__DOCUMENTO DI ORIGINE__

--------------------------------------------------

Querela di falso: la Cassazione conferma l’assoluta autonomia del procedimento
SUPREMA CORTE DI CASSAZIONE
SEZIONE II CIVILE
Sentenza 20 febbraio – 28 maggio 2007, n. 12399
SUPREMA CORTE DI CASSAZIONE
SEZIONE II CIVILE
Sentenza 20 febbraio – 28 maggio 2007, n. 12399
(Presidente Vella – Relatore Malpica)
Svolgimento del processo
Con atto di citazione notificato in data 12 ottobre 2001 xxxx, in proprio e quale legale rappresentante della AAAA s.r.l., propose appello avverso la sentenza del tribunale di Siena n. 29/2001, emessa nella causa da lui promossa contro il Ministero delle politiche agricole, e con la quale era stata rigettata la querela di falso, era stato condannato esso querelante al pagamento della pena pecuniaria di £ 40.000, era stata ordinata la restituzione del documento, disponendosi, con separata ordinanza, in ordine alla prosecuzione del processo.
A fondamento dell’appello il xxxx dedusse che, contrariamente a quanto statuito dal primo giudice, il falso avrebbe dovuto essere ritenuto rilevante nel giudizio di opposizione alla sanzione amministrativa nel cui ambito era stata proposta la querela. Si costituì anche l’amministrazione appellata, deducendo – tra l’altro – l’inammissibilità dell’appello e la irrilevanza del preteso falso.
La corte di Firenze, con sentenza n. 1550/02 rigettò l’impugnazione, dichiarò inammissibile l’appello incidentale del Ministero, e condannò l’appellante alla rifusione delle spese di giudizio.

--------------------------------------------------

__ELENCO DELLE RIGHE__
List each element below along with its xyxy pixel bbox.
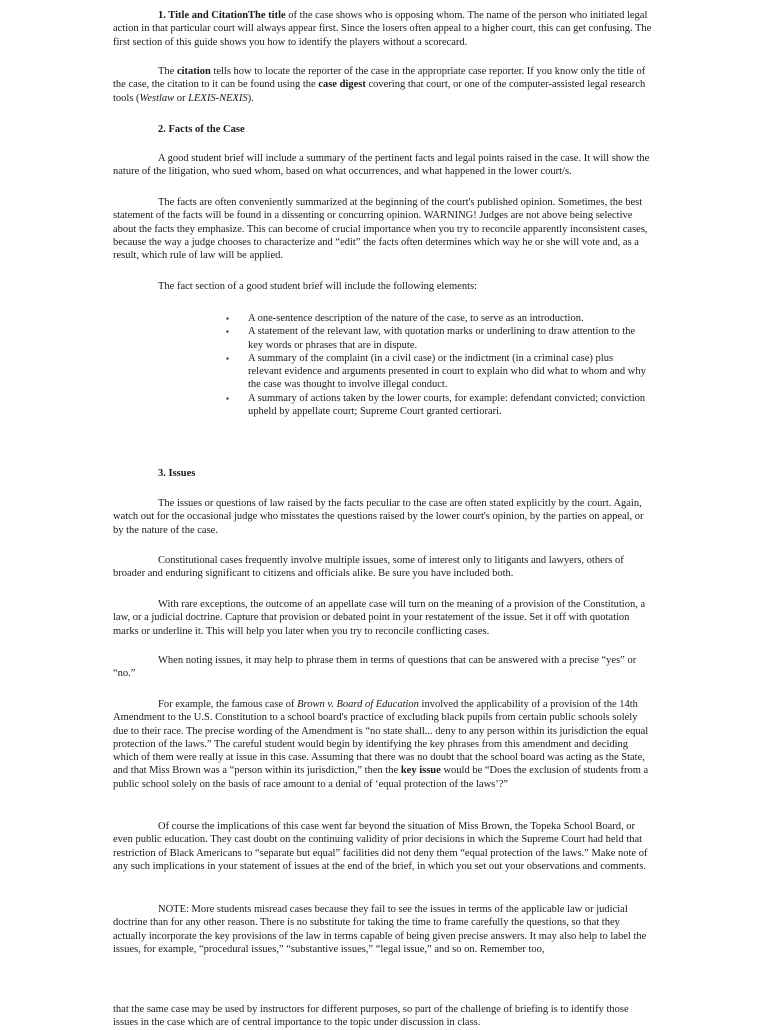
lexis-nexis-term: LEXIS-NEXIS (188, 92, 248, 104)
issues-paragraph-3: With rare exceptions, the outcome of an appellate case will turn on the meaning of a provision of the Constitution, a law, or a judicial doctrine. Capture that provision or debated point in your restatement of the issue. Set it off with quotation marks or underline it. This will help you later when you try to reconcile conflicting cases. (113, 599, 646, 637)
bullet-square-icon: ▪ (226, 353, 229, 363)
list-item (226, 325, 646, 352)
bullet-square-icon: ▪ (226, 393, 229, 403)
section-heading-facts: 2. Facts of the Case (158, 124, 245, 135)
title-term: The title (248, 10, 286, 21)
citation-text-g: or (174, 92, 189, 104)
citation-term: citation (176, 66, 211, 77)
issues-paragraph-1: The issues or questions of law raised by the facts peculiar to the case are often stated explicitly by the court. Again, watch out for the occasional judge who misstates the questions raised by the lower court's opinion, by the parties on appeal, or by the nature of the case. (113, 498, 644, 536)
issues-paragraph-6: Of course the implications of this case went far beyond the situation of Miss Brown, the Topeka School Board, or even public education. They cast doubt on the continuing validity of prior decisions in which the Supreme Court had held that restriction of Black Americans to “separate but equal” facilities did not deny them “equal protection of the laws.” Make note of any such implications in your statement of issues at the end of the brief, in which you set out your observations and comments. (113, 821, 648, 872)
list-item-text: A one-sentence description of the nature of the case, to serve as an introduction. (248, 313, 584, 324)
issues-paragraph-4: When noting issues, it may help to phrase them in terms of questions that can be answered with a precise “yes” or “no.” (113, 655, 637, 680)
issues-paragraph-2: Constitutional cases frequently involve multiple issues, some of interest only to litigants and lawyers, others of broader and enduring significant to citizens and officials alike. Be sure you have included both. (113, 555, 624, 580)
issues-paragraph-8: that the same case may be used by instructors for different purposes, so part of the challenge of briefing is to identify those issues in the case which are of central importance to the topic under discussion in class. (113, 1004, 629, 1029)
title-text: of the case shows who is opposing whom. The name of the person who initiated legal action in that particular court will always appear first. Since the losers often appeal to a higher court, this can get confusing. The first section of this guide shows you how to identify the players without a scorecard. (113, 10, 652, 48)
citation-text-i: ). (247, 92, 254, 104)
facts-paragraph-1: A good student brief will include a summary of the pertinent facts and legal points raised in the case. It will show the nature of the litigation, who sued whom, based on what occurrences, and what happened in the lower court/s. (113, 153, 650, 178)
fact-elements-list (226, 312, 646, 418)
issues-paragraph-7: NOTE: More students misread cases because they fail to see the issues in terms of the applicable law or judicial doctrine than for any other reason. There is no substitute for taking the time to frame carefully the questions, so that they actually incorporate the key provisions of the law in terms capable of being given precise answers. It may also help to label the issues, for example, “procedural issues,” “substantive issues,” “legal issue,” and so on. Remember too, (113, 904, 647, 955)
case-digest-term: case digest (318, 79, 366, 91)
facts-paragraph-3: The fact section of a good student brief will include the following elements: (158, 281, 477, 292)
key-issue-term: key issue (400, 765, 441, 777)
list-item-text: A summary of the complaint (in a civil case) or the indictment (in a criminal case) plus relevant evidence and arguments presented in court to explain who did what to whom and why the case was thought to involve illegal conduct. (248, 352, 646, 391)
citation-text-e: covering that court, or one of the computer-assisted legal research tools ( (113, 79, 646, 104)
brown-text-e: would be “Does the exclusion of students from a public school solely on the basis of race amount to a denial of ‘equal protection of the laws’?” (113, 765, 649, 790)
bullet-square-icon: ▪ (226, 327, 229, 337)
list-item (226, 312, 646, 325)
citation-text-c: tells how to locate the reporter of the case in the appropriate case reporter. If you know only the title of the case, the citation to it can be found using the (113, 66, 646, 91)
citation-paragraph (113, 65, 655, 105)
bullet-square-icon: ▪ (226, 314, 229, 323)
list-item-text: A statement of the relevant law, with quotation marks or underlining to draw attention to the key words or phrases that are in dispute. (248, 326, 636, 351)
list-item (226, 352, 646, 392)
brown-case-name: Brown v. Board of Education (297, 699, 419, 710)
issues-paragraph-5 (113, 698, 655, 791)
facts-paragraph-2: The facts are often conveniently summarized at the beginning of the court's published opinion. Sometimes, the best statement of the facts will be found in a dissenting or concurring opinion. WARNING! Judges are not above being selective about the facts they emphasize. This can become of crucial importance when you try to reconcile apparently inconsistent cases, because the way a judge chooses to characterize and “edit” the facts often determines which way he or she will vote and, as a result, which rule of law will be applied. (113, 197, 648, 262)
brown-text-c: involved the applicability of a provision of the 14th Amendment to the U.S. Constitution to a school board's practice of excluding black pupils from certain public schools solely due to their race. The precise wording of the Amendment is “no state shall... deny to any person within its jurisdiction the equal protection of the laws.” The careful student would begin by identifying the key phrases from this amendment and deciding which of them were really at issue in this case. Assuming that there was no doubt that the school board was acting as the State, and that Miss Brown was a “person within its jurisdiction,” then the (113, 699, 649, 777)
title-citation-paragraph (113, 9, 655, 49)
brown-text-a: For example, the famous case of (158, 699, 298, 710)
citation-text-a: The (158, 66, 177, 77)
list-item-text: A summary of actions taken by the lower courts, for example: defendant convicted; conviction upheld by appellate court; Supreme Court granted certiorari. (248, 392, 646, 418)
section-heading-issues: 3. Issues (158, 468, 196, 479)
list-item (226, 392, 646, 419)
section-heading-title-citation: 1. Title and Citation (158, 10, 249, 21)
westlaw-term: Westlaw (139, 92, 175, 104)
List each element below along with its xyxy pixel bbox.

--------------------------------------------------

__OBIETTIVO DEL COMPITO__
Rispondi a queste domande sulla sentenza relativa alla querela di falso:
(a) Quale tribunale aveva emesso la sentenza n. 29/2001 contro cui fu proposto appello?
(b) Che cosa dedusse l'amministrazione appellata quando si costituì in giudizio?
(c) Con quale numero di sentenza la corte di Firenze rigettò l'impugnazione?

__RISPOSTA AL COMPITO__
(a) Il tribunale di Siena.
(b) Dedusse, tra l'altro, l'inammissibilità dell'appello e l'irrilevanza del preteso falso.
(c) Con la sentenza n. 1550/02.